— Start of Material for the task —

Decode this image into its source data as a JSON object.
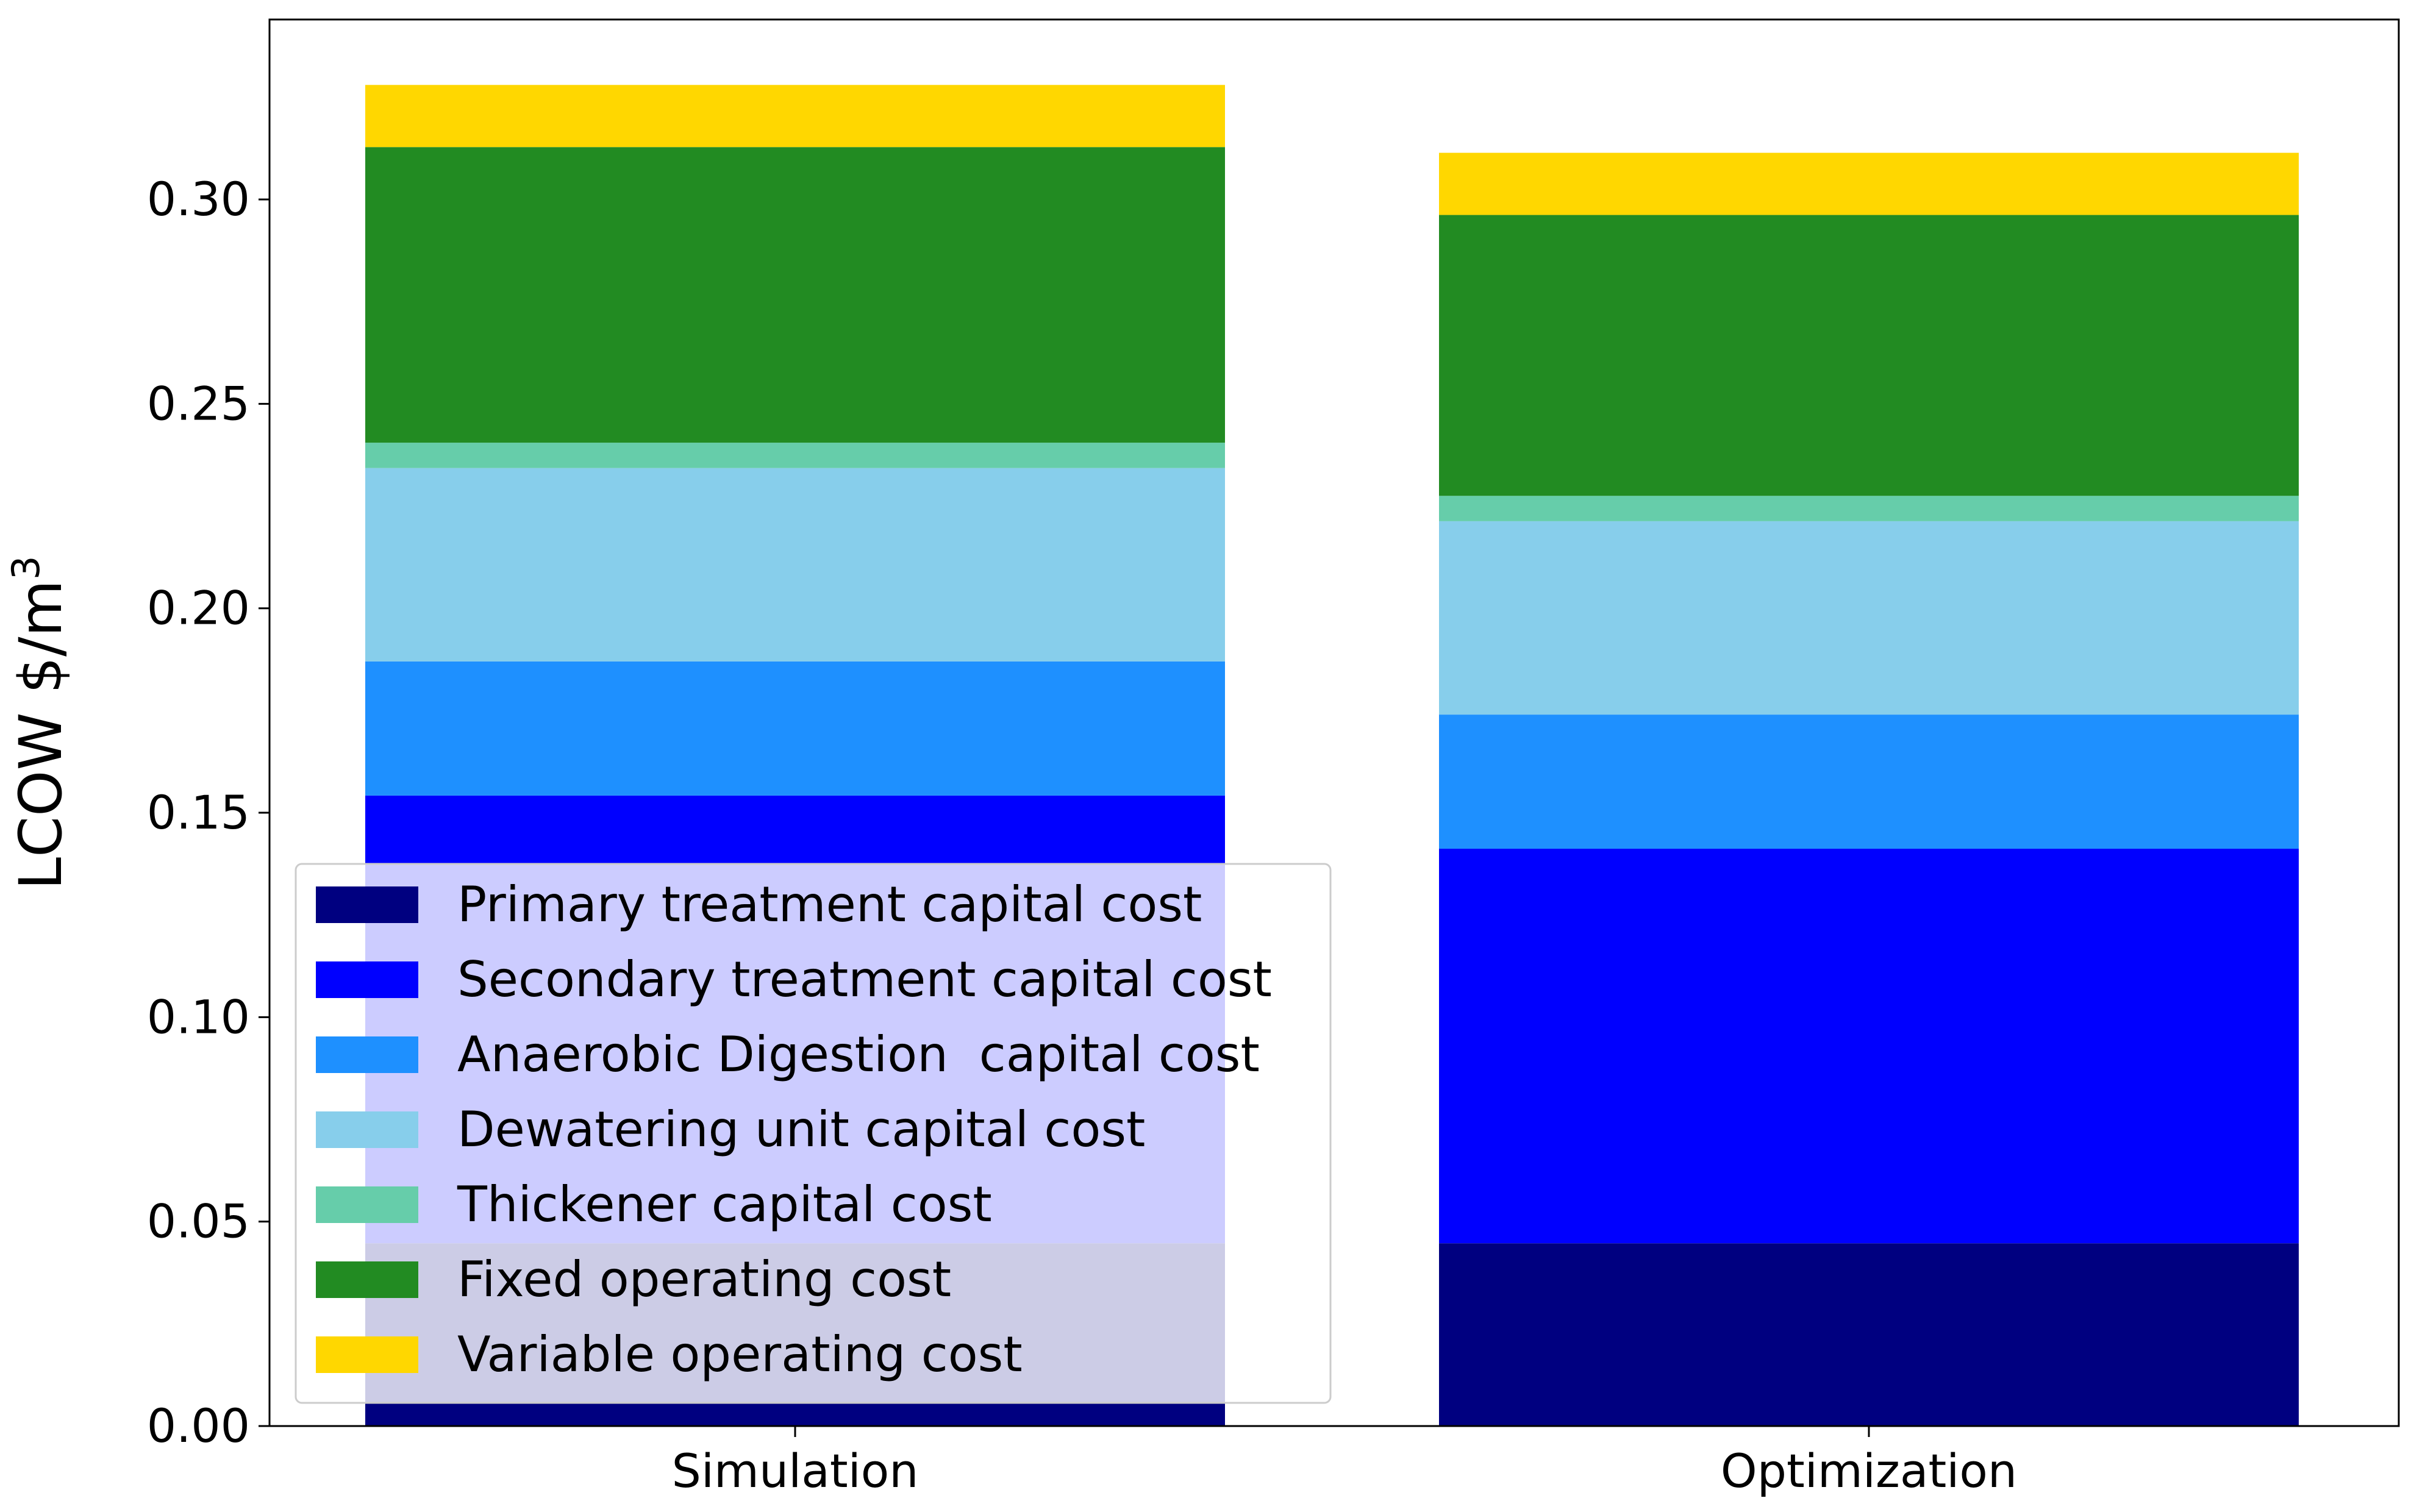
{
  "chart_data": {
    "type": "bar",
    "stacked": true,
    "categories": [
      "Simulation",
      "Optimization"
    ],
    "ylabel": "LCOW $/m",
    "ylabel_superscript": "3",
    "ylim": [
      0,
      0.344
    ],
    "yticks": [
      0.0,
      0.05,
      0.1,
      0.15,
      0.2,
      0.25,
      0.3
    ],
    "ytick_labels": [
      "0.00",
      "0.05",
      "0.10",
      "0.15",
      "0.20",
      "0.25",
      "0.30"
    ],
    "grid": false,
    "legend_position": "lower-left",
    "series": [
      {
        "name": "Primary treatment capital cost",
        "color": "#000080",
        "values": [
          0.0447,
          0.0447
        ]
      },
      {
        "name": "Secondary treatment capital cost",
        "color": "#0000FF",
        "values": [
          0.1095,
          0.0965
        ]
      },
      {
        "name": "Anaerobic Digestion  capital cost",
        "color": "#1E90FF",
        "values": [
          0.0328,
          0.0328
        ]
      },
      {
        "name": "Dewatering unit capital cost",
        "color": "#87CEEB",
        "values": [
          0.0473,
          0.0473
        ]
      },
      {
        "name": "Thickener capital cost",
        "color": "#66CDAA",
        "values": [
          0.0062,
          0.0062
        ]
      },
      {
        "name": "Fixed operating cost",
        "color": "#228B22",
        "values": [
          0.0723,
          0.0687
        ]
      },
      {
        "name": "Variable operating cost",
        "color": "#FFD700",
        "values": [
          0.0152,
          0.0152
        ]
      }
    ]
  }
}
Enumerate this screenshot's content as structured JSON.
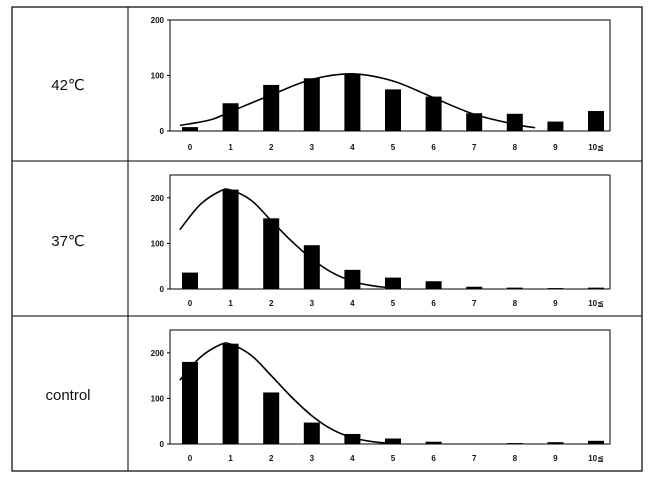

— End of Material for the task —

> _What is expected_:
Transcribe the records above exactly, omitting every picture they contain.

> _Written answer_:
Decode this image into its source data as a JSON object.
{
  "chart_data": {
    "type": "bar",
    "stacked": true,
    "categories": [
      "Simulation",
      "Optimization"
    ],
    "ylabel": "LCOW $/m",
    "ylabel_superscript": "3",
    "ylim": [
      0,
      0.344
    ],
    "yticks": [
      0.0,
      0.05,
      0.1,
      0.15,
      0.2,
      0.25,
      0.3
    ],
    "ytick_labels": [
      "0.00",
      "0.05",
      "0.10",
      "0.15",
      "0.20",
      "0.25",
      "0.30"
    ],
    "grid": false,
    "legend_position": "lower-left",
    "series": [
      {
        "name": "Primary treatment capital cost",
        "color": "#000080",
        "values": [
          0.0447,
          0.0447
        ]
      },
      {
        "name": "Secondary treatment capital cost",
        "color": "#0000FF",
        "values": [
          0.1095,
          0.0965
        ]
      },
      {
        "name": "Anaerobic Digestion  capital cost",
        "color": "#1E90FF",
        "values": [
          0.0328,
          0.0328
        ]
      },
      {
        "name": "Dewatering unit capital cost",
        "color": "#87CEEB",
        "values": [
          0.0473,
          0.0473
        ]
      },
      {
        "name": "Thickener capital cost",
        "color": "#66CDAA",
        "values": [
          0.0062,
          0.0062
        ]
      },
      {
        "name": "Fixed operating cost",
        "color": "#228B22",
        "values": [
          0.0723,
          0.0687
        ]
      },
      {
        "name": "Variable operating cost",
        "color": "#FFD700",
        "values": [
          0.0152,
          0.0152
        ]
      }
    ]
  }
}
Enumerate this screenshot's content as structured JSON.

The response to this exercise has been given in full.